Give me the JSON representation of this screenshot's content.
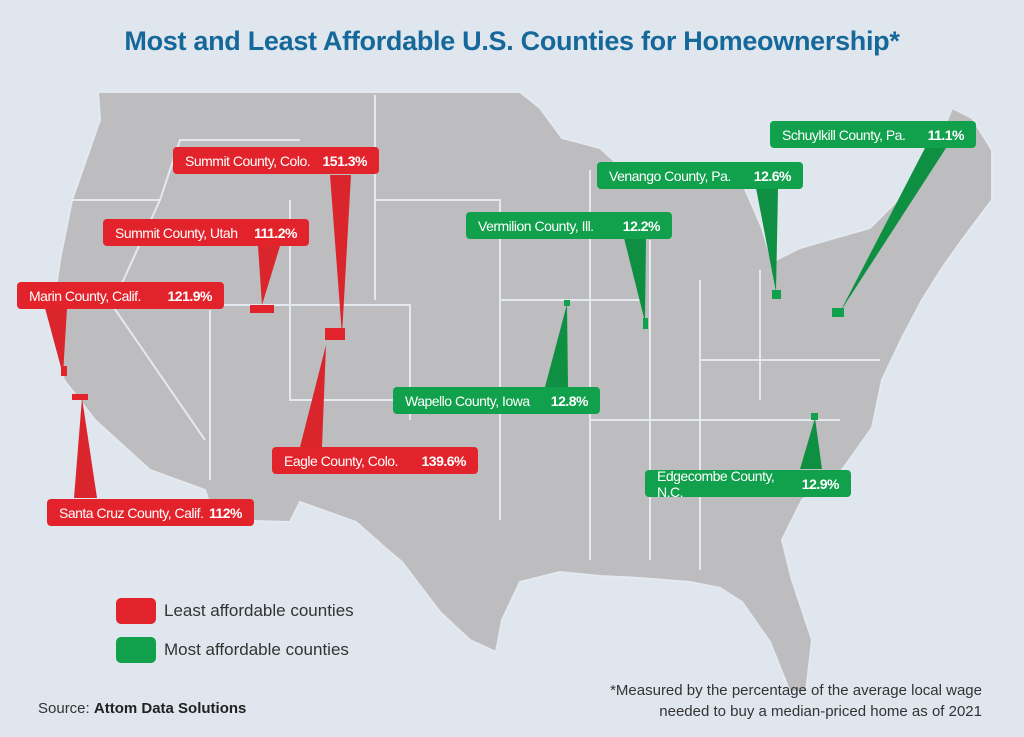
{
  "title": "Most and Least Affordable U.S. Counties for Homeownership*",
  "colors": {
    "least": "#e3232b",
    "most": "#11a04b",
    "map": "#bdbdbf",
    "title": "#17689a"
  },
  "least_affordable": [
    {
      "name": "Summit County, Colo.",
      "value": "151.3%"
    },
    {
      "name": "Summit County, Utah",
      "value": "111.2%"
    },
    {
      "name": "Marin County, Calif.",
      "value": "121.9%"
    },
    {
      "name": "Eagle County, Colo.",
      "value": "139.6%"
    },
    {
      "name": "Santa Cruz County, Calif.",
      "value": "112%"
    }
  ],
  "most_affordable": [
    {
      "name": "Schuylkill County, Pa.",
      "value": "11.1%"
    },
    {
      "name": "Venango County, Pa.",
      "value": "12.6%"
    },
    {
      "name": "Vermilion County, Ill.",
      "value": "12.2%"
    },
    {
      "name": "Wapello County, Iowa",
      "value": "12.8%"
    },
    {
      "name": "Edgecombe County, N.C.",
      "value": "12.9%"
    }
  ],
  "legend": {
    "least": "Least affordable counties",
    "most": "Most affordable counties"
  },
  "source": {
    "label": "Source:",
    "name": "Attom Data Solutions"
  },
  "footnote": [
    "*Measured by the percentage of the average local wage",
    "needed to buy a median-priced home as of 2021"
  ]
}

▬▬▬▬▬▬▬▬▬▬

TASK STATEMENT:
Strip the images and reproduce the remaining records precisely.

OUTPUT OF THE EXERCISE:
Give me the JSON representation of this screenshot's content.
{
  "title": "Most and Least Affordable U.S. Counties for Homeownership*",
  "colors": {
    "least": "#e3232b",
    "most": "#11a04b",
    "map": "#bdbdbf",
    "title": "#17689a"
  },
  "least_affordable": [
    {
      "name": "Summit County, Colo.",
      "value": "151.3%"
    },
    {
      "name": "Summit County, Utah",
      "value": "111.2%"
    },
    {
      "name": "Marin County, Calif.",
      "value": "121.9%"
    },
    {
      "name": "Eagle County, Colo.",
      "value": "139.6%"
    },
    {
      "name": "Santa Cruz County, Calif.",
      "value": "112%"
    }
  ],
  "most_affordable": [
    {
      "name": "Schuylkill County, Pa.",
      "value": "11.1%"
    },
    {
      "name": "Venango County, Pa.",
      "value": "12.6%"
    },
    {
      "name": "Vermilion County, Ill.",
      "value": "12.2%"
    },
    {
      "name": "Wapello County, Iowa",
      "value": "12.8%"
    },
    {
      "name": "Edgecombe County, N.C.",
      "value": "12.9%"
    }
  ],
  "legend": {
    "least": "Least affordable counties",
    "most": "Most affordable counties"
  },
  "source": {
    "label": "Source:",
    "name": "Attom Data Solutions"
  },
  "footnote": [
    "*Measured by the percentage of the average local wage",
    "needed to buy a median-priced home as of 2021"
  ]
}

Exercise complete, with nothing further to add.